● Exercise instructions:
a) Transcribe part of the article on Stills and depression, beginning at the words "Neither Phelps nor" and stopping after "the past two.".
b) Answer these from the article on Stills and depression:
(i) What was Stills diagnosed with after reaching out to get therapy?
(ii) How many Olympic gold medals does the article say Phelps won?
(iii) How many kids, parents and chaperones attended Saturday's gathering in Overtown?
c) List every social media platform that Stills names in his quoted remarks in the article on Stills and depression.

● Extract provided:
-------------------------

There was backlash from those who saw it as disrespecting the flag and the military. President Donald Trump said those players should be fired. In the no-limits world of social media, criticism was even worse. There were death threats.

"That really catapulted me into reaching out to get therapy and then being diagnosed with mild depression," Stills says.

It caught him off-guard. Athletes are wired to believe they're above such things.

"I thought that I was a strong-enough individual at the time to read all the Twitter comments, read all the Instagram comments, read all the stuff on Facebook and think that I could just laugh it off and that everything was going to be OK," Stills says.

Realizing he wasn't OK didn't lump Stills with the weak. It placed him in a class with Michael Phelps. In May, attendees at The Palm Beach Post's Best of Preps sports awards banquet at the Palm Beach County Convention Center heard Phelps discuss how a record 23 Olympic gold medals offered no shield against his battle with depression. At the darkest point, Phelps had wondered if life was worth living.

It's OK to say you're not OK, Phelps told the crowd.

Neither Phelps nor Stills was forced to share such personal information. But looking down from the platform sports has afforded them, they saw opportunity. It's the "if even one person is listening" line of reasoning.

That's what Saturday's gathering was about in Overtown for 238 kids, parents and chaperones from as far away as Port St. Lucie. Stills, remember, has won the Dolphins' Nat Moore Community Service Award the past three seasons and has been their nominee for the Walter Payton Man of the Year Award the past two.

The foundation baring his name labeled the Overtown event the "Still Growing Summit," attracting speakers, medical professionals, Breakfast Club radio host Charlamagne Tha God and teammates past and present, including quarterback Josh Rosen and defensive back Michael Thomas, now of the New York Giants.

-------------------------

● Given entries:
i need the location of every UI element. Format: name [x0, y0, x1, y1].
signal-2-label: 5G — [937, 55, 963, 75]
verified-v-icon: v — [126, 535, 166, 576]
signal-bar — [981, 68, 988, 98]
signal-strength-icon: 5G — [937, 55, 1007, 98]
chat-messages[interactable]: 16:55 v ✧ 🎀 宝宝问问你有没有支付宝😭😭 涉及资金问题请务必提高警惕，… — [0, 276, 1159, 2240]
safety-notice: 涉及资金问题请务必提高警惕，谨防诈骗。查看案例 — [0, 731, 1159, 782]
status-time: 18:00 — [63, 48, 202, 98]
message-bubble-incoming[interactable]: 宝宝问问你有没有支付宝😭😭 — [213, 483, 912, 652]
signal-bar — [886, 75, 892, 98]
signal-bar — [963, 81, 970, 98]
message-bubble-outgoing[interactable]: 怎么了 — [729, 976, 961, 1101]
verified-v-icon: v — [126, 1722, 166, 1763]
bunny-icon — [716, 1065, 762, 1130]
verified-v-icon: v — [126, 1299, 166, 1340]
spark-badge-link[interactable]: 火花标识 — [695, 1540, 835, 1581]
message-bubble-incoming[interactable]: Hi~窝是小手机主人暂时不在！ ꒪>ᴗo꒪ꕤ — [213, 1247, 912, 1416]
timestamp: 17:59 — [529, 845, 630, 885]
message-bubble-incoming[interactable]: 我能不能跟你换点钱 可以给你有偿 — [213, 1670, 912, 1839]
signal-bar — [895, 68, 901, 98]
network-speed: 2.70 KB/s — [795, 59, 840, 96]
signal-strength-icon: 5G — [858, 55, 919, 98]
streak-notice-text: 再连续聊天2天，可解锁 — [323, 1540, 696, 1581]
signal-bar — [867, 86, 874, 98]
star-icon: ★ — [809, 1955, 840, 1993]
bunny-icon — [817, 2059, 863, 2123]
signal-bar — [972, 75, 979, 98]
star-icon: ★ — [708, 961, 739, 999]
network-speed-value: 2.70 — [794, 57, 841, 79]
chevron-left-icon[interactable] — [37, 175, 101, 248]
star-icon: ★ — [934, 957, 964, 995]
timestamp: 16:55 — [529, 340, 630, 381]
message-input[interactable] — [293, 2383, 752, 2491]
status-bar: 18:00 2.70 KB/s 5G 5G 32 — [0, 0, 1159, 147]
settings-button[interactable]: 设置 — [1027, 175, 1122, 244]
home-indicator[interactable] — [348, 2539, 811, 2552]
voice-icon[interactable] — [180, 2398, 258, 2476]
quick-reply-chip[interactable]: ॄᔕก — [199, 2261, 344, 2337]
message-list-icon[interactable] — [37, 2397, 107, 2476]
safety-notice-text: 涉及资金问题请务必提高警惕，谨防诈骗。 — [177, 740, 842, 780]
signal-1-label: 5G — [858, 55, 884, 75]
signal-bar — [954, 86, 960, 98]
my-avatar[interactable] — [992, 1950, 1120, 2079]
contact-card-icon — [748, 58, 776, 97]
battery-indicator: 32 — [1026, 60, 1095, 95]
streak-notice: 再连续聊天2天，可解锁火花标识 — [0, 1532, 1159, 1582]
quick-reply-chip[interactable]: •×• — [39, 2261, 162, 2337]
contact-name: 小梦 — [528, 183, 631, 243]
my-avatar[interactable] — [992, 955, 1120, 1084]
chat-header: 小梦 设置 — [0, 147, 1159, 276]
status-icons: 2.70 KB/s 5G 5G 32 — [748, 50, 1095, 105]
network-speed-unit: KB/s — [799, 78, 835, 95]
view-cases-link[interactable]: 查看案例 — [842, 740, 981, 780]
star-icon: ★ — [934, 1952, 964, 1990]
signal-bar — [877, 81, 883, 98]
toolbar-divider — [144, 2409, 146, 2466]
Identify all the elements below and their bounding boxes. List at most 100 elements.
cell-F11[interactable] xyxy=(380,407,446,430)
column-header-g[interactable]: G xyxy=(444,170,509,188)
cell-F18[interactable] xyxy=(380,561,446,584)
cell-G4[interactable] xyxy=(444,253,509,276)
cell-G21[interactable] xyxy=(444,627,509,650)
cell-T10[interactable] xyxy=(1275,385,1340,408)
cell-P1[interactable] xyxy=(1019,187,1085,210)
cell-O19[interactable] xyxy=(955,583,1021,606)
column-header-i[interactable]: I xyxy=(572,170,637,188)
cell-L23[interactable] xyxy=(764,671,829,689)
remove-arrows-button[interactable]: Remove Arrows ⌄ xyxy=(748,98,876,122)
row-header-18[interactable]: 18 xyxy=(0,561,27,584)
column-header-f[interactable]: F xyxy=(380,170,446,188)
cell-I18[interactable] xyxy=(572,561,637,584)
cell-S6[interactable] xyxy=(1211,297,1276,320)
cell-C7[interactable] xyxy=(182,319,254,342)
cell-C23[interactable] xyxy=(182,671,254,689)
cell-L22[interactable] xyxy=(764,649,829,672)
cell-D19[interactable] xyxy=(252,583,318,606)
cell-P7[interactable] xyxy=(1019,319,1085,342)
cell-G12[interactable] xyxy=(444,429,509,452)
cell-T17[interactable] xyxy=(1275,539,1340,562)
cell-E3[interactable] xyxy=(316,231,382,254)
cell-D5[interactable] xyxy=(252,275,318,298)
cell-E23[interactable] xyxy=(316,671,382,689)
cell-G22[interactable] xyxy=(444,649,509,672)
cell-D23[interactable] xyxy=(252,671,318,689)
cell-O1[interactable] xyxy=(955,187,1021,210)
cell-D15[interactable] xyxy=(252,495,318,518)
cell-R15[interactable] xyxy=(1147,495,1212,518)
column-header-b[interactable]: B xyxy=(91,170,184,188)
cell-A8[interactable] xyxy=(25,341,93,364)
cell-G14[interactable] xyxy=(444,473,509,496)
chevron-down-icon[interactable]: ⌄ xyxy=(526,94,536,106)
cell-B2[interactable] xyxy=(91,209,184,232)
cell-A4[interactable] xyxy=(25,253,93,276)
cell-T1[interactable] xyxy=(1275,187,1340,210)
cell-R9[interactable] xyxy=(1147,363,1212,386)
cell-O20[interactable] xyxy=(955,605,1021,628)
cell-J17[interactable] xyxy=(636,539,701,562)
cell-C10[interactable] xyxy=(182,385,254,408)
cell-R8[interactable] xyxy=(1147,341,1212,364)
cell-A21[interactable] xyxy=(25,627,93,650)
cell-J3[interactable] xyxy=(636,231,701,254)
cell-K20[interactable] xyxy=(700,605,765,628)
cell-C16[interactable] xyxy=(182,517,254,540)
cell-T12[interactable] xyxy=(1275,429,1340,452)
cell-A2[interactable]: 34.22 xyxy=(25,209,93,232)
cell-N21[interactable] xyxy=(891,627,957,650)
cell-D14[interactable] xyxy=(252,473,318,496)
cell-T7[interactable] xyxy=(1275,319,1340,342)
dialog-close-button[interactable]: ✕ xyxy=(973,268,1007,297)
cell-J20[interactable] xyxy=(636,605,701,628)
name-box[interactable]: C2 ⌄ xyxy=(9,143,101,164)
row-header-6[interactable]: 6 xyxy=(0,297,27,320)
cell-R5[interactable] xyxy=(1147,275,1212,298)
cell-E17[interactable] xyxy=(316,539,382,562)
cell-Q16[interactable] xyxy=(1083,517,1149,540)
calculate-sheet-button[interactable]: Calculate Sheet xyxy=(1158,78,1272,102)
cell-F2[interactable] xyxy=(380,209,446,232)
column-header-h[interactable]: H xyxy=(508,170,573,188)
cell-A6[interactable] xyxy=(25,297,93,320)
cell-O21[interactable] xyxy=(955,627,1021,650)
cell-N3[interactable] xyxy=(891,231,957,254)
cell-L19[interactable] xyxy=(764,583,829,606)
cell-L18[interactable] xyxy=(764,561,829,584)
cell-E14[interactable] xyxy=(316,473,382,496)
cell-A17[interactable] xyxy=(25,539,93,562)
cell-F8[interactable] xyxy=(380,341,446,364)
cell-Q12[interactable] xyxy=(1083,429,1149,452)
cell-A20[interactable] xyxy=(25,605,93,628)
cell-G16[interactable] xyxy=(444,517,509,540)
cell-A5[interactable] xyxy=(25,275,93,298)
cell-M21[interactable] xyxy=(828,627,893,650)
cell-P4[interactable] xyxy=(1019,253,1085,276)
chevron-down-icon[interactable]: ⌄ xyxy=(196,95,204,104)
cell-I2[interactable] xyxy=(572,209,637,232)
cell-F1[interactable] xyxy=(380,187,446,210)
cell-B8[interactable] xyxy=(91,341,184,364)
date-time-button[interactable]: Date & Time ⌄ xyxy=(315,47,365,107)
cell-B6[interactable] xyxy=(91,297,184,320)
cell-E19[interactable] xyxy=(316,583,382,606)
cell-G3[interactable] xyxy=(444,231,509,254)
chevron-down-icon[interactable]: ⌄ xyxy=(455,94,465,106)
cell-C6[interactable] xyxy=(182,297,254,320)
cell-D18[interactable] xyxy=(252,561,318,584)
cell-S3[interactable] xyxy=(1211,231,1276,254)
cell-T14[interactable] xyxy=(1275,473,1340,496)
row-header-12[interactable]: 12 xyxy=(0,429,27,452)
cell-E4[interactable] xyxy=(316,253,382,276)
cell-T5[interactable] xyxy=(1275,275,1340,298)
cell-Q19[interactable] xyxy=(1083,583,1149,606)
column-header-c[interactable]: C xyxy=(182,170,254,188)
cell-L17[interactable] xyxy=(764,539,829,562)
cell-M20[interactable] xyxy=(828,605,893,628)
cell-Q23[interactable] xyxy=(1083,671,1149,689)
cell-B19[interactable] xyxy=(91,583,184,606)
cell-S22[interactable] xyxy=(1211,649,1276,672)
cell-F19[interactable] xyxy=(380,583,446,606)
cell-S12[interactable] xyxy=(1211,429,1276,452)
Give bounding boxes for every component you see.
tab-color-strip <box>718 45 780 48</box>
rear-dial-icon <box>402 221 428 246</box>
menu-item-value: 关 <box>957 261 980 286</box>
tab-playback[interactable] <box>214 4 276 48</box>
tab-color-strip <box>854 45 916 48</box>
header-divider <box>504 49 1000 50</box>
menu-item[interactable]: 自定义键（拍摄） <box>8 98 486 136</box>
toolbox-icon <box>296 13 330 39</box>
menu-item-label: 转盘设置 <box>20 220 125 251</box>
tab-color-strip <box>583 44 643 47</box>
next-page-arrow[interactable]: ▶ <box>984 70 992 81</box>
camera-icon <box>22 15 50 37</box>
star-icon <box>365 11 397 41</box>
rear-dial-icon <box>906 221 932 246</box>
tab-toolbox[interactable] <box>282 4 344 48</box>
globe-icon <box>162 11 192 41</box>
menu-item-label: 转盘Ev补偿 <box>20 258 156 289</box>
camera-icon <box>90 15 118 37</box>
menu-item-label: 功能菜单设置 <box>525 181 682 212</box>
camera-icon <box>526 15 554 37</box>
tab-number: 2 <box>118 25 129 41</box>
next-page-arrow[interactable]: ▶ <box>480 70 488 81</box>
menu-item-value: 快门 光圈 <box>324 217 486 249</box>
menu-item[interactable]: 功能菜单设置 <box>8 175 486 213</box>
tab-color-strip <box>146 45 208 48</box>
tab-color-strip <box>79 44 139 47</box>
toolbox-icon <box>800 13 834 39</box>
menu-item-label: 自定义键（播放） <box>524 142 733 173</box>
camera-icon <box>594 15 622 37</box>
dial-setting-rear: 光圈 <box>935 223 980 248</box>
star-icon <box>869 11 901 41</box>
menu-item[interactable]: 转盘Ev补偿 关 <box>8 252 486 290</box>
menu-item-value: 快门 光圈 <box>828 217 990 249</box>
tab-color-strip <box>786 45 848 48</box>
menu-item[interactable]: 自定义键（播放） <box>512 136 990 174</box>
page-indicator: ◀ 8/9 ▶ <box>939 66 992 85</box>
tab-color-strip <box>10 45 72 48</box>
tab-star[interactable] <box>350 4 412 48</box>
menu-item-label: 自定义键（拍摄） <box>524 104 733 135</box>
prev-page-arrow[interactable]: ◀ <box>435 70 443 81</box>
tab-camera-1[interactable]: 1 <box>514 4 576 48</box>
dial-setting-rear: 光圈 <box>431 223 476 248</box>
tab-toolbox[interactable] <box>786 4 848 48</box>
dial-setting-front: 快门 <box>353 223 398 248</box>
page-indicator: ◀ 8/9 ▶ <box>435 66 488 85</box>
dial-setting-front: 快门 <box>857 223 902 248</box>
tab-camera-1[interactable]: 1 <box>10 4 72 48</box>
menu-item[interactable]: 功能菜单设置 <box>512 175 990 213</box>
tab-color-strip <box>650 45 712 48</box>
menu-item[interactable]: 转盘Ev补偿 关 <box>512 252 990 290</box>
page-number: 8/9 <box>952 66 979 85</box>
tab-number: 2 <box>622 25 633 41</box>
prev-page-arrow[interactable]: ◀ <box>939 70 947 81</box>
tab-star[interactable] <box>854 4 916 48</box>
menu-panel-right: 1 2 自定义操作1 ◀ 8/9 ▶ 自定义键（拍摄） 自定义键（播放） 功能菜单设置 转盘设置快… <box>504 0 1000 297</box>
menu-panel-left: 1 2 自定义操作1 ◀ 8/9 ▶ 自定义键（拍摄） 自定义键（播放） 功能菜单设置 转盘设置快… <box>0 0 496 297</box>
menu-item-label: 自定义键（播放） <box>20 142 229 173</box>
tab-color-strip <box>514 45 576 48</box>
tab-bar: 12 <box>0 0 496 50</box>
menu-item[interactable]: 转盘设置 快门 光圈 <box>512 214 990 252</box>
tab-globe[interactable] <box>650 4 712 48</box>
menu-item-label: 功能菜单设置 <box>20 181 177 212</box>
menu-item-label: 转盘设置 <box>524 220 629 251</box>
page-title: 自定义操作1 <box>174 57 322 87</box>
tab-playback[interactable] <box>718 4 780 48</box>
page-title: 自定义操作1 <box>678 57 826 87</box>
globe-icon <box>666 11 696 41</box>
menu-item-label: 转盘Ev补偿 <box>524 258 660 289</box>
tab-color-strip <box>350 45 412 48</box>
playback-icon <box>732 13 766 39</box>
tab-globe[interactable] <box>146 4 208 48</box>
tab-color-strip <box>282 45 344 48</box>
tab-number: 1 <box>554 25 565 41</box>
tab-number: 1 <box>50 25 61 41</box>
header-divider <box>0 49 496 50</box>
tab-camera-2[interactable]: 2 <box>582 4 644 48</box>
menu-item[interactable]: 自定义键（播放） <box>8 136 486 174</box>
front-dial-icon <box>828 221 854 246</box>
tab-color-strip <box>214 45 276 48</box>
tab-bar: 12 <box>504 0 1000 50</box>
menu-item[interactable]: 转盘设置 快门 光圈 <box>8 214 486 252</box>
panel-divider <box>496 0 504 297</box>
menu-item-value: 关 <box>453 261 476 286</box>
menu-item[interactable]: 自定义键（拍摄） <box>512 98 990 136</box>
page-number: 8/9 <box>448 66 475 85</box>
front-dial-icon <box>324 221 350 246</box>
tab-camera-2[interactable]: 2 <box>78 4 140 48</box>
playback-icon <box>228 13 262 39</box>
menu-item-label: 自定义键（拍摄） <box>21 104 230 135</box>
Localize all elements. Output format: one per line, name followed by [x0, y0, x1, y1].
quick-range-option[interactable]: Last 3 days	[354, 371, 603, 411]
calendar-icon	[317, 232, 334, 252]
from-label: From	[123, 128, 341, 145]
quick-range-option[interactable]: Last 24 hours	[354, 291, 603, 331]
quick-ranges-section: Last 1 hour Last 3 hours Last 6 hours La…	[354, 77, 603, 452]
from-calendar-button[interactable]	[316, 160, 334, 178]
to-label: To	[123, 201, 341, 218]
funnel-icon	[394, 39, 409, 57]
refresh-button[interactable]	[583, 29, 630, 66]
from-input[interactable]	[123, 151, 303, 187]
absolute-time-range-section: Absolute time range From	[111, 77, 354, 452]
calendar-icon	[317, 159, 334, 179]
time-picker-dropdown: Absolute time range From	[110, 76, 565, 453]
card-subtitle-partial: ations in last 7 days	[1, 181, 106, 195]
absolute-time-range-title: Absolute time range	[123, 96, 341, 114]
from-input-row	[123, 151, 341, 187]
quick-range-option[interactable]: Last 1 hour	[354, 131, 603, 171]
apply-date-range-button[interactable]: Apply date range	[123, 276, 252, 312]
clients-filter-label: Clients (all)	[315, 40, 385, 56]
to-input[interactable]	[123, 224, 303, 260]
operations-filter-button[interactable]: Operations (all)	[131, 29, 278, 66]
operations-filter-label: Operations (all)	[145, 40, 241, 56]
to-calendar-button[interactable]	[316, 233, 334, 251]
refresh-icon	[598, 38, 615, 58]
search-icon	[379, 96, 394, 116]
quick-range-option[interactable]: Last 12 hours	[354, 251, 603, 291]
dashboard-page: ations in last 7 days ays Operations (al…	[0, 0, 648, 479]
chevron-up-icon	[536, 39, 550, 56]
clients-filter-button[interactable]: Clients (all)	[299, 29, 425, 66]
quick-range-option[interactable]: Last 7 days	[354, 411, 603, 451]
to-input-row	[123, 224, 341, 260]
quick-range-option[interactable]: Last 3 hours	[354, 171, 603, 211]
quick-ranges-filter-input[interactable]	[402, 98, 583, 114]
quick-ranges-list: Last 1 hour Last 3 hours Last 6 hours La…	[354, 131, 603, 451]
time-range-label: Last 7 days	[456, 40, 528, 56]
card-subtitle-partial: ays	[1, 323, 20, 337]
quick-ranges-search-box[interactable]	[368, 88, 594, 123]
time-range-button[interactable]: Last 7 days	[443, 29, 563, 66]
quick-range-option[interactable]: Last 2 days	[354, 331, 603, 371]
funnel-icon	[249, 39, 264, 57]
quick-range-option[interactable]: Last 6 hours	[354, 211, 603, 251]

-------------------------

● Numbered responses:
a)
Neither Phelps nor Stills was forced to share such personal information. But looking down from the platform sports has afforded them, they saw opportunity. It's the "if even one person is listening" line of reasoning.

That's what Saturday's gathering was about in Overtown for 238 kids, parents and chaperones from as far away as Port St. Lucie. Stills, remember, has won the Dolphins' Nat Moore Community Service Award the past three seasons and has been their nominee for the Walter Payton Man of the Year Award the past two.

b)
(i) Mild depression
(ii) 23
(iii) 238

c) Twitter, Instagram, Facebook